**Short problem:** Review the material and extract every line in which the word "this" occurs.

:: Records to use ::

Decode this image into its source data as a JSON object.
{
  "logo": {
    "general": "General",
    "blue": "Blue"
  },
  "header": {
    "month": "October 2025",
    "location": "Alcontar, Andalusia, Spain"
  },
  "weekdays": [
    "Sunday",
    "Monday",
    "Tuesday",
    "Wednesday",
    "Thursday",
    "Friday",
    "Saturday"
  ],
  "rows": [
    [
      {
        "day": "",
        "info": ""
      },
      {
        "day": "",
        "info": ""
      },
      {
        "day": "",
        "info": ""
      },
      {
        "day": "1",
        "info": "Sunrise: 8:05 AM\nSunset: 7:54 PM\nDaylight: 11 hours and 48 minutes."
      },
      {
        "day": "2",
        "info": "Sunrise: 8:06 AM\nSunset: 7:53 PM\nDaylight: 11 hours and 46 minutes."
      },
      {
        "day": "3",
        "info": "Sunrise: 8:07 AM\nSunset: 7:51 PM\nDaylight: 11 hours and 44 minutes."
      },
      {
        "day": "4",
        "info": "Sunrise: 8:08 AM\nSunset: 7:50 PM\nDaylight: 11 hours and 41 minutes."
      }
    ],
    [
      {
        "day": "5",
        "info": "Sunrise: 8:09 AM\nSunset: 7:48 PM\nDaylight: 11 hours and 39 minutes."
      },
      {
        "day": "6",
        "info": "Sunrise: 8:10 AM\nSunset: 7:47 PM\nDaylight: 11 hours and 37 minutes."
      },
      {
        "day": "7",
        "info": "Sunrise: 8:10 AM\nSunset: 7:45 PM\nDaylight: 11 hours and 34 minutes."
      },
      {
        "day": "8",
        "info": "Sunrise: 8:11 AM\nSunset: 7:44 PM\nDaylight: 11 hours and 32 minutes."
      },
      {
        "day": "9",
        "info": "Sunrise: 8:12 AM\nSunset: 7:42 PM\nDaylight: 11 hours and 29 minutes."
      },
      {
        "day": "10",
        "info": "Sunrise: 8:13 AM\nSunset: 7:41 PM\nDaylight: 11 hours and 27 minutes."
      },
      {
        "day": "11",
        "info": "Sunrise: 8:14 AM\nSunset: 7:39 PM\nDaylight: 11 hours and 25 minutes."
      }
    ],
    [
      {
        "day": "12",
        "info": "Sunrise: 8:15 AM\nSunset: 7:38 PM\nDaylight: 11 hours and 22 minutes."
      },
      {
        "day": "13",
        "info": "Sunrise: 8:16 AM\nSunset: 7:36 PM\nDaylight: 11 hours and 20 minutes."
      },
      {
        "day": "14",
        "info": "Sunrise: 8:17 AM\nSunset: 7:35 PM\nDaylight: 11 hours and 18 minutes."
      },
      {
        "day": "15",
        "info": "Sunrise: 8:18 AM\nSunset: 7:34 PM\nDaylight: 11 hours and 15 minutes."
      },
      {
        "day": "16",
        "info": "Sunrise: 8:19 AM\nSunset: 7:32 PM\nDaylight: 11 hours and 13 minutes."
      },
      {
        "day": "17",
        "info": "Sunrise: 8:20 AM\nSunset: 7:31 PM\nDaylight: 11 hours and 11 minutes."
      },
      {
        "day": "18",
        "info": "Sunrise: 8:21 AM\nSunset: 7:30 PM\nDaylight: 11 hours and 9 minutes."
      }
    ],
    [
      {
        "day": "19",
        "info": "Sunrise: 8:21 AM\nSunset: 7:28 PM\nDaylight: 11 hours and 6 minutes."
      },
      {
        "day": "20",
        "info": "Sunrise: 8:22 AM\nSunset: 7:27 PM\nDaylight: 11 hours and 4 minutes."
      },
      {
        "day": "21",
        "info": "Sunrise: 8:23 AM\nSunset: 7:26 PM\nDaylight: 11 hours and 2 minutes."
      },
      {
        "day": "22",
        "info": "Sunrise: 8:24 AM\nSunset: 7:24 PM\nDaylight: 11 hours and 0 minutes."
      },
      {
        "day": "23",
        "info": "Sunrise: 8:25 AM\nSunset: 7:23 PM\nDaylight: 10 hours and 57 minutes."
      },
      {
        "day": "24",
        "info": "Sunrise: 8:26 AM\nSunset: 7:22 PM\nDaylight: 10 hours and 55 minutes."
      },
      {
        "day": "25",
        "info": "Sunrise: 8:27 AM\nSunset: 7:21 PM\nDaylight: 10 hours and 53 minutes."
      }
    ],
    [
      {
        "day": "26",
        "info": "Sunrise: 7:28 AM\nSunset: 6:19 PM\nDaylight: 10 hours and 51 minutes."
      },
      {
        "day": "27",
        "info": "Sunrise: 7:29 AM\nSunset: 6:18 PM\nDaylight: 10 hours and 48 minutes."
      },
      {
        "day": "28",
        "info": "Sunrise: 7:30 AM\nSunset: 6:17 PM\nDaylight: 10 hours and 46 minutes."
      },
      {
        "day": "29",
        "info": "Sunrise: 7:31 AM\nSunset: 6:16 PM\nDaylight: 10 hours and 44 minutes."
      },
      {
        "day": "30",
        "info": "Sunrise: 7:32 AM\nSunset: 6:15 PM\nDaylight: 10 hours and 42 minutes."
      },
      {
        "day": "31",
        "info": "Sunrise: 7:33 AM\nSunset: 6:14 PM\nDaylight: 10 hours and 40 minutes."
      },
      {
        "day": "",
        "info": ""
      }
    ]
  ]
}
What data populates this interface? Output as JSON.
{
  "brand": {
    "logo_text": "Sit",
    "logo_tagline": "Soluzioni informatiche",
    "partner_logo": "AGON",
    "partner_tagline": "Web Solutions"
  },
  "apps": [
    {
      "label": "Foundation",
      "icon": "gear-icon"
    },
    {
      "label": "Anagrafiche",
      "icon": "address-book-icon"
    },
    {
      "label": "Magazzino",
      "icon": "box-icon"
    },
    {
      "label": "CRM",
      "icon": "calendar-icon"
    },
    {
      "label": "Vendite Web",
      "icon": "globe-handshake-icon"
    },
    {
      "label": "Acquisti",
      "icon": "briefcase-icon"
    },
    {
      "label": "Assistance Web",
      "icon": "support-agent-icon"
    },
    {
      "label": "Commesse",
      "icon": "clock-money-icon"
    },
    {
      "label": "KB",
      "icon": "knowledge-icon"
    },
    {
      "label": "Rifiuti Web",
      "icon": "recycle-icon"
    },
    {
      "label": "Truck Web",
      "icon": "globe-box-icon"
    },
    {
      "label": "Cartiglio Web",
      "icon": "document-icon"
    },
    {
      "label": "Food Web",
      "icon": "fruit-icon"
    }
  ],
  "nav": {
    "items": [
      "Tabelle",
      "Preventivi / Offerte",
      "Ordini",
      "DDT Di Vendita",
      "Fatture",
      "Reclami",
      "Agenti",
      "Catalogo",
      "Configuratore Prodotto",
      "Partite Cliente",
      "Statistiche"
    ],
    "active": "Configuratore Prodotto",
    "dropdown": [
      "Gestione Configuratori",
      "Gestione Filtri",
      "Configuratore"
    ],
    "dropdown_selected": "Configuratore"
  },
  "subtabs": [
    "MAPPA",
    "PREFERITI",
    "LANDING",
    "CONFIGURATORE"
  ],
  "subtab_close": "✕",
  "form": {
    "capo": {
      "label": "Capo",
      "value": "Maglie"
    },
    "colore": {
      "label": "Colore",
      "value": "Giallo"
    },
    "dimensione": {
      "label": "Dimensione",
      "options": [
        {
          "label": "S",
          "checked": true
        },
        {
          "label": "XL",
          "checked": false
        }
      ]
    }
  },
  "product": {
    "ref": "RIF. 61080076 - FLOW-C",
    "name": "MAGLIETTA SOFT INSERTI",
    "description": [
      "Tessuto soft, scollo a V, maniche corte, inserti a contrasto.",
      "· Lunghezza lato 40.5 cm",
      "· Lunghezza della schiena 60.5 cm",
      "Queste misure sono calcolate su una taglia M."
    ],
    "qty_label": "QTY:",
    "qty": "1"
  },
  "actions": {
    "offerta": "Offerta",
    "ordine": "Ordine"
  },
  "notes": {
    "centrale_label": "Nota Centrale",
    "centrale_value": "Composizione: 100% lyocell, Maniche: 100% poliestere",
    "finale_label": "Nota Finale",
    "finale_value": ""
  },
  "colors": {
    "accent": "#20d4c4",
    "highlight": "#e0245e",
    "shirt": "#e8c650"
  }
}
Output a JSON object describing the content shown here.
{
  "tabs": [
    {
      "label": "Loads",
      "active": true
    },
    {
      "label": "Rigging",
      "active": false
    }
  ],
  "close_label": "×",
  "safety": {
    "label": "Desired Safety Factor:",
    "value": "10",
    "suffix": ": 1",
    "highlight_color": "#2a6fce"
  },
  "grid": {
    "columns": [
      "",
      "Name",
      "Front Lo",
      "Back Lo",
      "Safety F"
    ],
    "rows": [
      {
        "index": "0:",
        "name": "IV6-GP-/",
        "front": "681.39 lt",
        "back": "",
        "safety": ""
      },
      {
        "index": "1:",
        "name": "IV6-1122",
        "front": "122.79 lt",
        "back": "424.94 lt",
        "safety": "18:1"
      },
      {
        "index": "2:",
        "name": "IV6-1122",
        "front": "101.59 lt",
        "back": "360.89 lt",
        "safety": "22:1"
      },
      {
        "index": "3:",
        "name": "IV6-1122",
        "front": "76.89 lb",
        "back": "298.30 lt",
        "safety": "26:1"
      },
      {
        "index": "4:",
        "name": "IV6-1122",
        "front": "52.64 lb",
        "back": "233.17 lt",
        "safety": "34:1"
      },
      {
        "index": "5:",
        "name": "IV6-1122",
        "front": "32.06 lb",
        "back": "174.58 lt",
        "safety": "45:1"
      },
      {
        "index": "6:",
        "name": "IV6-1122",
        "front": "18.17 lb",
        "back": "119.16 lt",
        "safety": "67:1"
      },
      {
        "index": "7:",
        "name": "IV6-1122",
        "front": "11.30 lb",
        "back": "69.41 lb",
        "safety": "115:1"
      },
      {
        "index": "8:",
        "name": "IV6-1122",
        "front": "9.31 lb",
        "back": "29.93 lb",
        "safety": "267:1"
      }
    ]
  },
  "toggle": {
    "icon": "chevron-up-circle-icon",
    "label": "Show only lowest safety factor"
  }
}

:::

**Task response:**
Decode this image into its source data as a JSON object.
What data populates this interface? Output as JSON.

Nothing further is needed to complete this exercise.